### Stored data
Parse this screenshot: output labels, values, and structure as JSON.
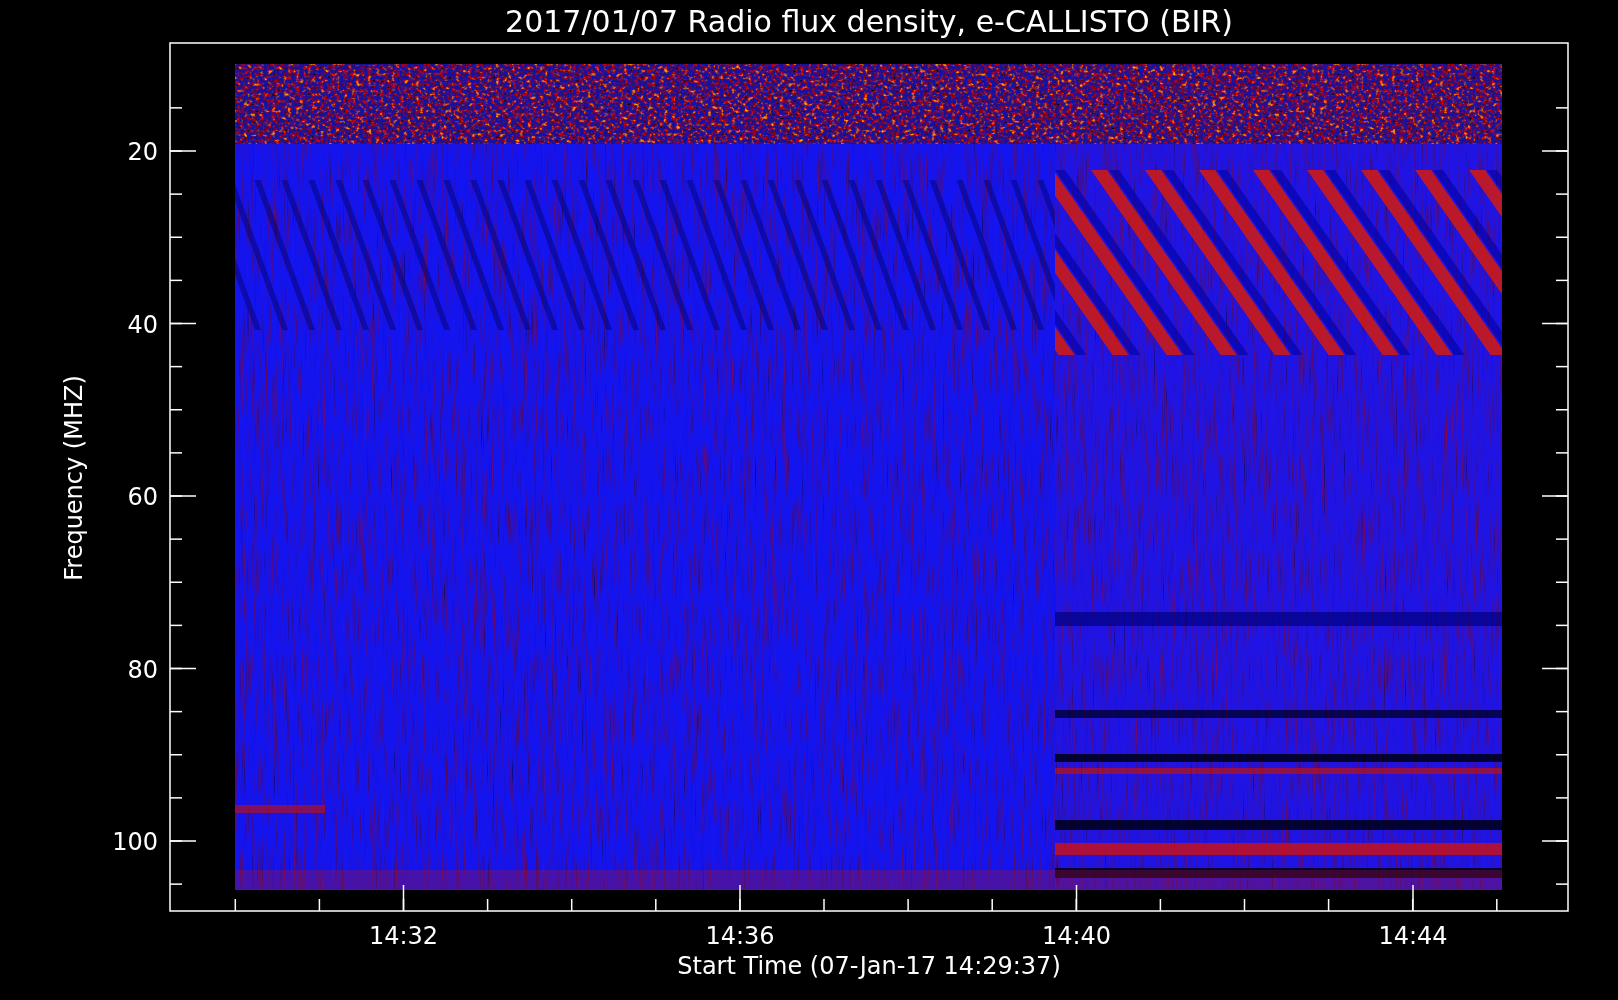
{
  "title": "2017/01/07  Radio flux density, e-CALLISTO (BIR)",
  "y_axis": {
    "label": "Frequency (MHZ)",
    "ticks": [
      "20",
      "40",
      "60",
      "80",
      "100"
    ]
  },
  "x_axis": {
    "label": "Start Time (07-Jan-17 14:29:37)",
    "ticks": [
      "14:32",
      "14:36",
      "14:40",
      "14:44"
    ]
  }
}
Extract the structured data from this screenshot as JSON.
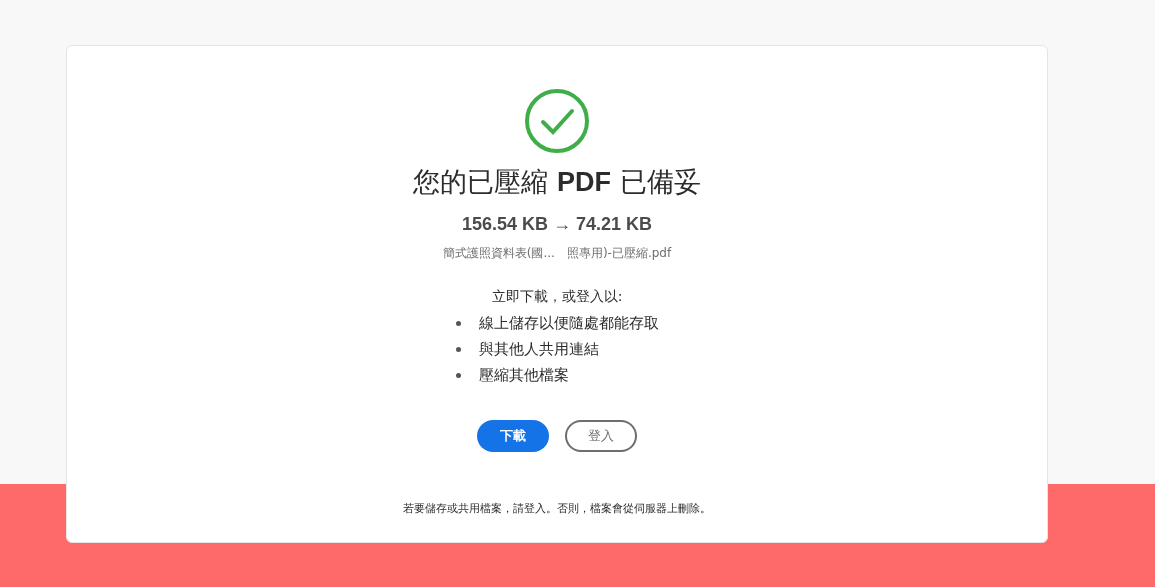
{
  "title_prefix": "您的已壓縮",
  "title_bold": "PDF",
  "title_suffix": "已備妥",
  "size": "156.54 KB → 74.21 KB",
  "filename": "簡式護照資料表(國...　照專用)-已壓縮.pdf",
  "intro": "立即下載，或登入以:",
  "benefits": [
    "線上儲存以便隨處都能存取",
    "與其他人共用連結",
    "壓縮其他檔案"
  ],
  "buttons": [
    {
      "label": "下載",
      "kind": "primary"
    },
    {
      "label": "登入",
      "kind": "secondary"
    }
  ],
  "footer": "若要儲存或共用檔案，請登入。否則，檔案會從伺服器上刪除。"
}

### SHORT EXERCISE
In the listing, find every line containing the word "JSON" and list it.

### EXPECTED ANSWER
Parse this screenshot: output labels, values, and structure as JSON.
Extract the structured data from this screenshot as JSON.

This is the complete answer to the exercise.